Records for processing start

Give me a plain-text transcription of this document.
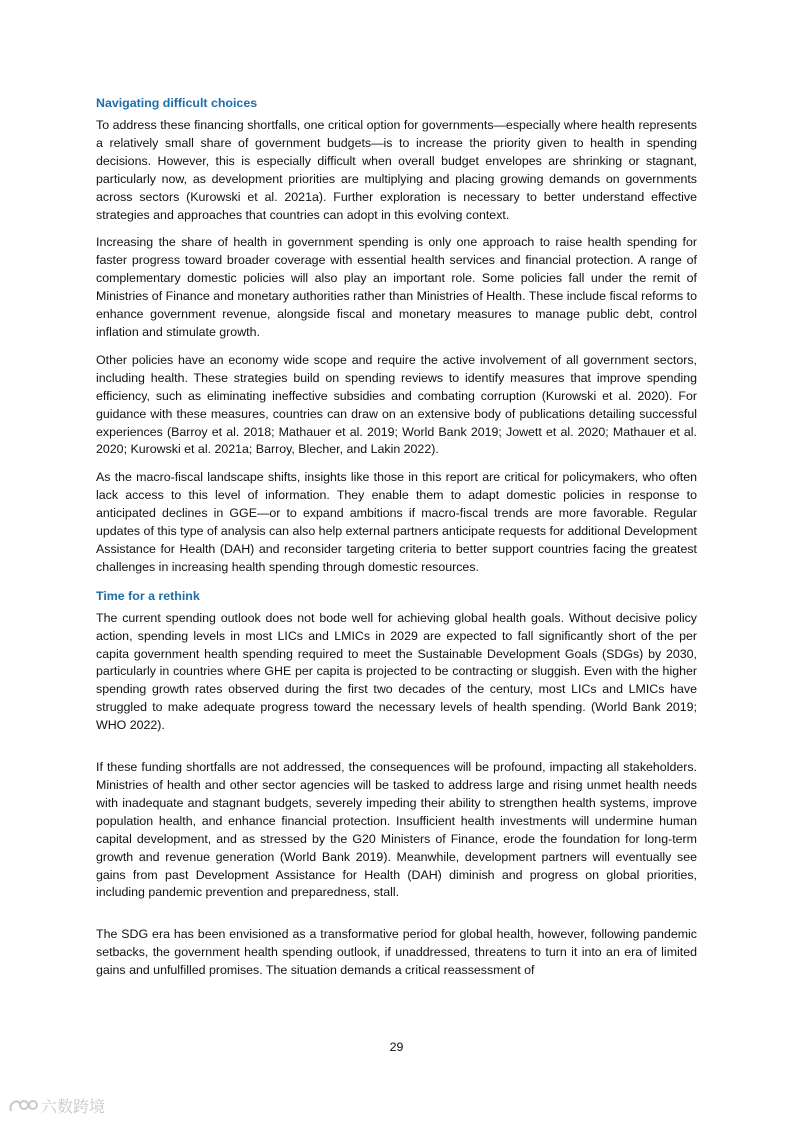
Navigating difficult choices

To address these financing shortfalls, one critical option for governments—especially where health represents a relatively small share of government budgets—is to increase the priority given to health in spending decisions. However, this is especially difficult when overall budget envelopes are shrinking or stagnant, particularly now, as development priorities are multiplying and placing growing demands on governments across sectors (Kurowski et al. 2021a). Further exploration is necessary to better understand effective strategies and approaches that countries can adopt in this evolving context.

Increasing the share of health in government spending is only one approach to raise health spending for faster progress toward broader coverage with essential health services and financial protection. A range of complementary domestic policies will also play an important role. Some policies fall under the remit of Ministries of Finance and monetary authorities rather than Ministries of Health. These include fiscal reforms to enhance government revenue, alongside fiscal and monetary measures to manage public debt, control inflation and stimulate growth.

Other policies have an economy wide scope and require the active involvement of all government sectors, including health. These strategies build on spending reviews to identify measures that improve spending efficiency, such as eliminating ineffective subsidies and combating corruption (Kurowski et al. 2020). For guidance with these measures, countries can draw on an extensive body of publications detailing successful experiences (Barroy et al. 2018; Mathauer et al. 2019; World Bank 2019; Jowett et al. 2020; Mathauer et al. 2020; Kurowski et al. 2021a; Barroy, Blecher, and Lakin 2022).

As the macro-fiscal landscape shifts, insights like those in this report are critical for policymakers, who often lack access to this level of information. They enable them to adapt domestic policies in response to anticipated declines in GGE—or to expand ambitions if macro-fiscal trends are more favorable. Regular updates of this type of analysis can also help external partners anticipate requests for additional Development Assistance for Health (DAH) and reconsider targeting criteria to better support countries facing the greatest challenges in increasing health spending through domestic resources.

Time for a rethink

The current spending outlook does not bode well for achieving global health goals. Without decisive policy action, spending levels in most LICs and LMICs in 2029 are expected to fall significantly short of the per capita government health spending required to meet the Sustainable Development Goals (SDGs) by 2030, particularly in countries where GHE per capita is projected to be contracting or sluggish. Even with the higher spending growth rates observed during the first two decades of the century, most LICs and LMICs have struggled to make adequate progress toward the necessary levels of health spending. (World Bank 2019; WHO 2022).

If these funding shortfalls are not addressed, the consequences will be profound, impacting all stakeholders. Ministries of health and other sector agencies will be tasked to address large and rising unmet health needs with inadequate and stagnant budgets, severely impeding their ability to strengthen health systems, improve population health, and enhance financial protection. Insufficient health investments will undermine human capital development, and as stressed by the G20 Ministers of Finance, erode the foundation for long-term growth and revenue generation (World Bank 2019). Meanwhile, development partners will eventually see gains from past Development Assistance for Health (DAH) diminish and progress on global priorities, including pandemic prevention and preparedness, stall.

The SDG era has been envisioned as a transformative period for global health, however, following pandemic setbacks, the government health spending outlook, if unaddressed, threatens to turn it into an era of limited gains and unfulfilled promises. The situation demands a critical reassessment of

29
六数跨境
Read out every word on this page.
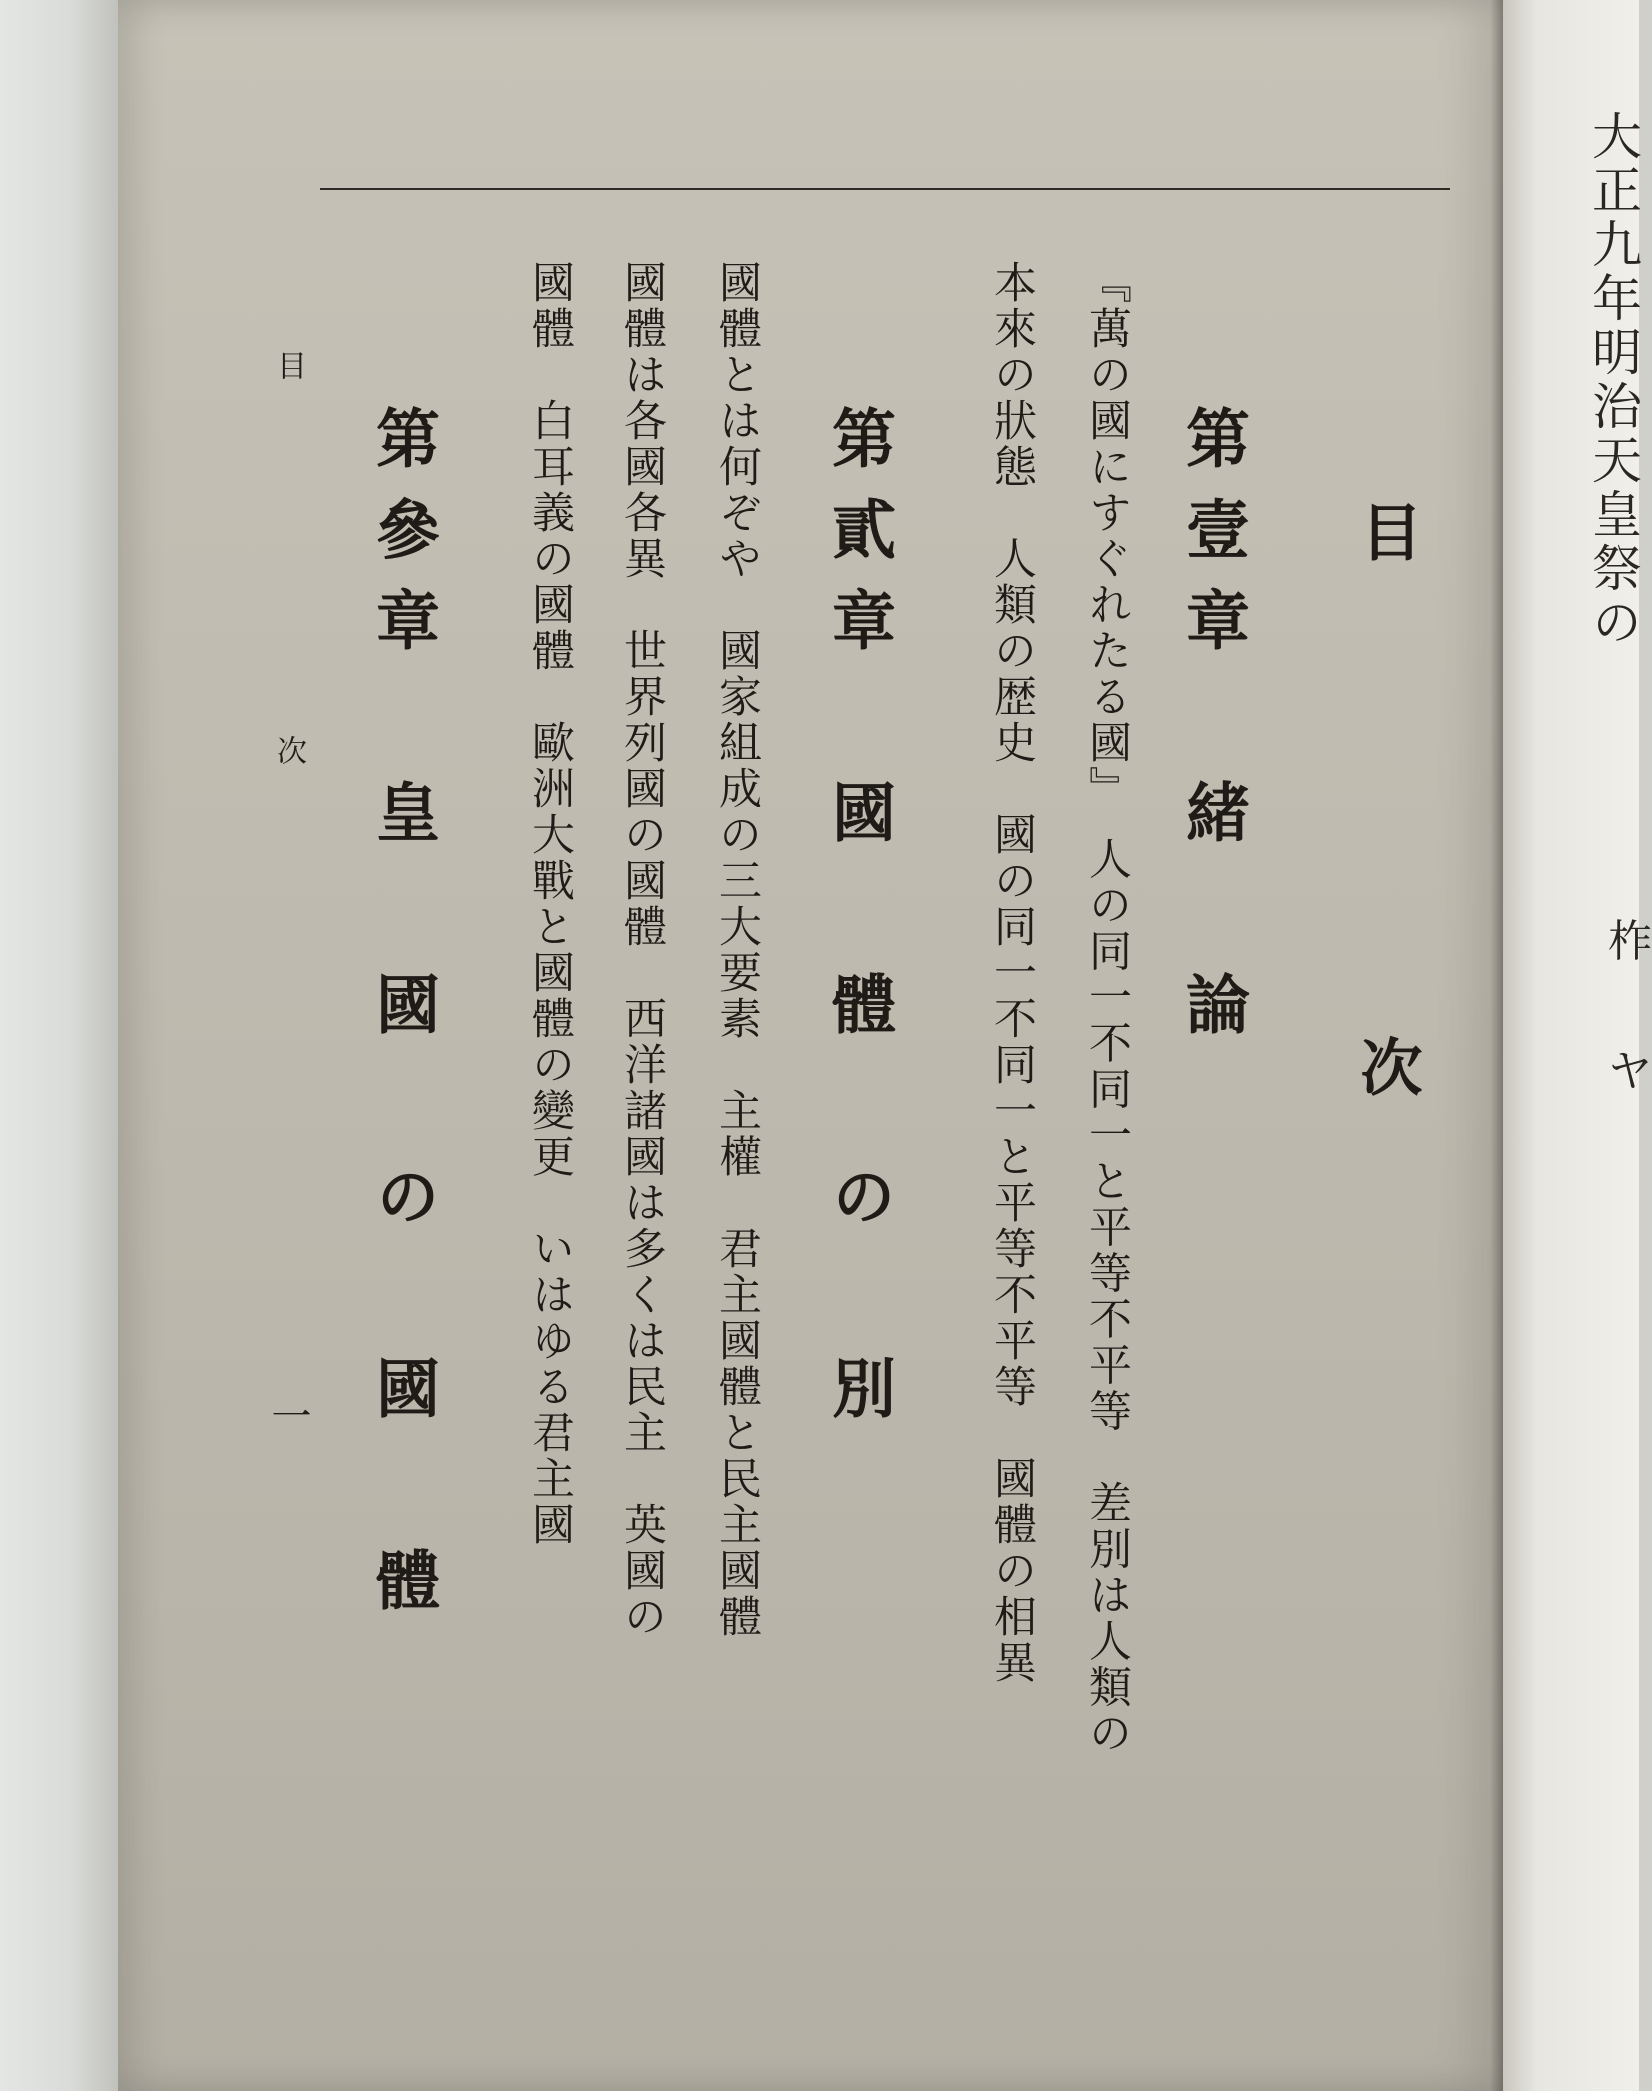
目 次
第壹章 緒 論
『萬の國にすぐれたる國』　人の同一不同一と平等不平等　差別は人類の
本來の狀態　人類の歴史　國の同一不同一と平等不平等　國體の相異
第貳章 國 體 の 別
國體とは何ぞや　國家組成の三大要素　主權　君主國體と民主國體
國體は各國各異　世界列國の國體　西洋諸國は多くは民主　英國の
國體　白耳義の國體　歐洲大戰と國體の變更　いはゆる君主國
第參章 皇 國 の 國 體
目 次
一
大正九年明治天皇祭の
柞
ヤ
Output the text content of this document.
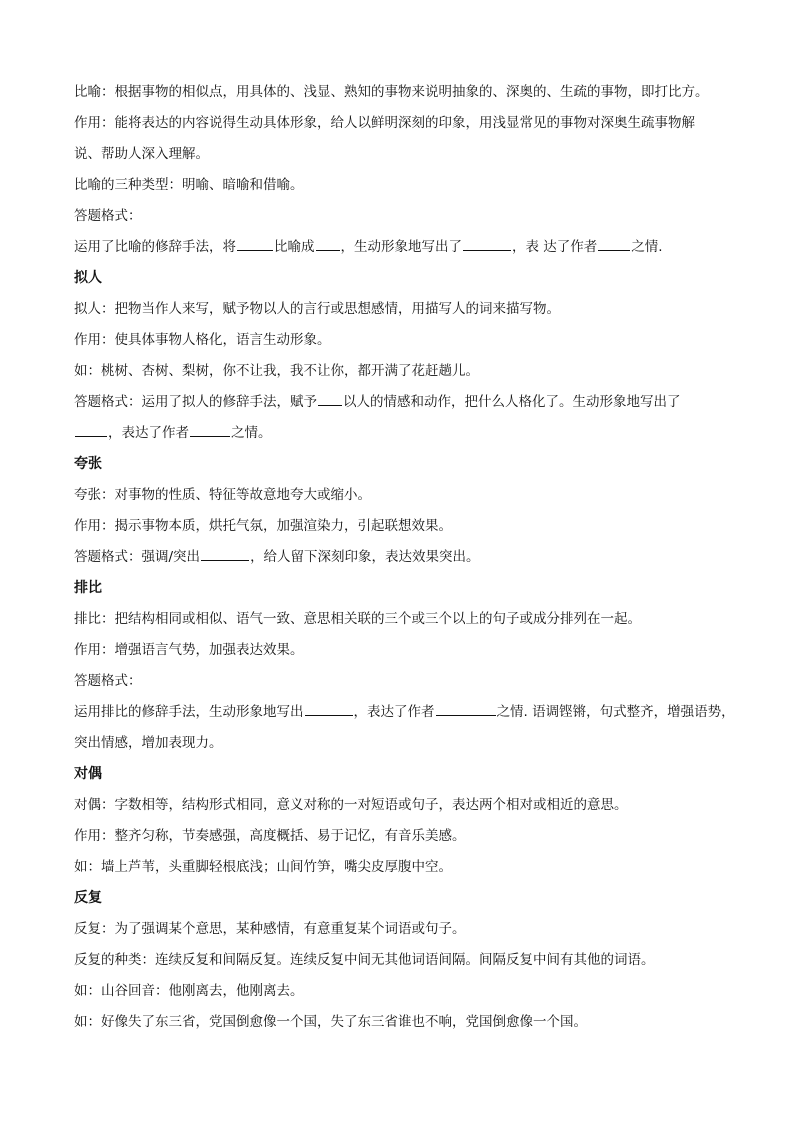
比喻：根据事物的相似点，用具体的、浅显、熟知的事物来说明抽象的、深奥的、生疏的事物，即打比方。
作用：能将表达的内容说得生动具体形象，给人以鲜明深刻的印象，用浅显常见的事物对深奥生疏事物解
说、帮助人深入理解。
比喻的三种类型：明喻、暗喻和借喻。
答题格式：
运用了比喻的修辞手法，将	比喻成 ，生动形象地写出了	，表 达了作者	之情.
拟人
拟人：把物当作人来写，赋予物以人的言行或思想感情，用描写人的词来描写物。
作用：使具体事物人格化，语言生动形象。
如：桃树、杏树、梨树，你不让我，我不让你，都开满了花赶趟儿。
答题格式：运用了拟人的修辞手法，赋予 以人的情感和动作，把什么人格化了。生动形象地写出了
，表达了作者	之情。
夸张
夸张：对事物的性质、特征等故意地夸大或缩小。
作用：揭示事物本质，烘托气氛，加强渲染力，引起联想效果。
答题格式：强调/突出	，给人留下深刻印象，表达效果突出。
排比
排比：把结构相同或相似、语气一致、意思相关联的三个或三个以上的句子或成分排列在一起。
作用：增强语言气势，加强表达效果。
答题格式：
运用排比的修辞手法，生动形象地写出	，表达了作者	之情. 语调铿锵，句式整齐，增强语势，
突出情感，增加表现力。
对偶
对偶：字数相等，结构形式相同，意义对称的一对短语或句子，表达两个相对或相近的意思。
作用：整齐匀称，节奏感强，高度概括、易于记忆，有音乐美感。
如：墙上芦苇，头重脚轻根底浅；山间竹笋，嘴尖皮厚腹中空。
反复
反复：为了强调某个意思，某种感情，有意重复某个词语或句子。
反复的种类：连续反复和间隔反复。连续反复中间无其他词语间隔。间隔反复中间有其他的词语。
如：山谷回音：他刚离去，他刚离去。
如：好像失了东三省，党国倒愈像一个国，失了东三省谁也不响，党国倒愈像一个国。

Records for processing end

- What the task requires -
Set down only the lines running from the line with "Output the text content of this document." to the end of the entries, inclusive; omit every picture.

- Written solution -
Output the text content of this document.
比喻：根据事物的相似点，用具体的、浅显、熟知的事物来说明抽象的、深奥的、生疏的事物，即打比方。
作用：能将表达的内容说得生动具体形象，给人以鲜明深刻的印象，用浅显常见的事物对深奥生疏事物解
说、帮助人深入理解。
比喻的三种类型：明喻、暗喻和借喻。
答题格式：
运用了比喻的修辞手法，将	比喻成 ，生动形象地写出了	，表 达了作者	之情.
拟人
拟人：把物当作人来写，赋予物以人的言行或思想感情，用描写人的词来描写物。
作用：使具体事物人格化，语言生动形象。
如：桃树、杏树、梨树，你不让我，我不让你，都开满了花赶趟儿。
答题格式：运用了拟人的修辞手法，赋予 以人的情感和动作，把什么人格化了。生动形象地写出了
，表达了作者	之情。
夸张
夸张：对事物的性质、特征等故意地夸大或缩小。
作用：揭示事物本质，烘托气氛，加强渲染力，引起联想效果。
答题格式：强调/突出	，给人留下深刻印象，表达效果突出。
排比
排比：把结构相同或相似、语气一致、意思相关联的三个或三个以上的句子或成分排列在一起。
作用：增强语言气势，加强表达效果。
答题格式：
运用排比的修辞手法，生动形象地写出	，表达了作者	之情. 语调铿锵，句式整齐，增强语势，
突出情感，增加表现力。
对偶
对偶：字数相等，结构形式相同，意义对称的一对短语或句子，表达两个相对或相近的意思。
作用：整齐匀称，节奏感强，高度概括、易于记忆，有音乐美感。
如：墙上芦苇，头重脚轻根底浅；山间竹笋，嘴尖皮厚腹中空。
反复
反复：为了强调某个意思，某种感情，有意重复某个词语或句子。
反复的种类：连续反复和间隔反复。连续反复中间无其他词语间隔。间隔反复中间有其他的词语。
如：山谷回音：他刚离去，他刚离去。
如：好像失了东三省，党国倒愈像一个国，失了东三省谁也不响，党国倒愈像一个国。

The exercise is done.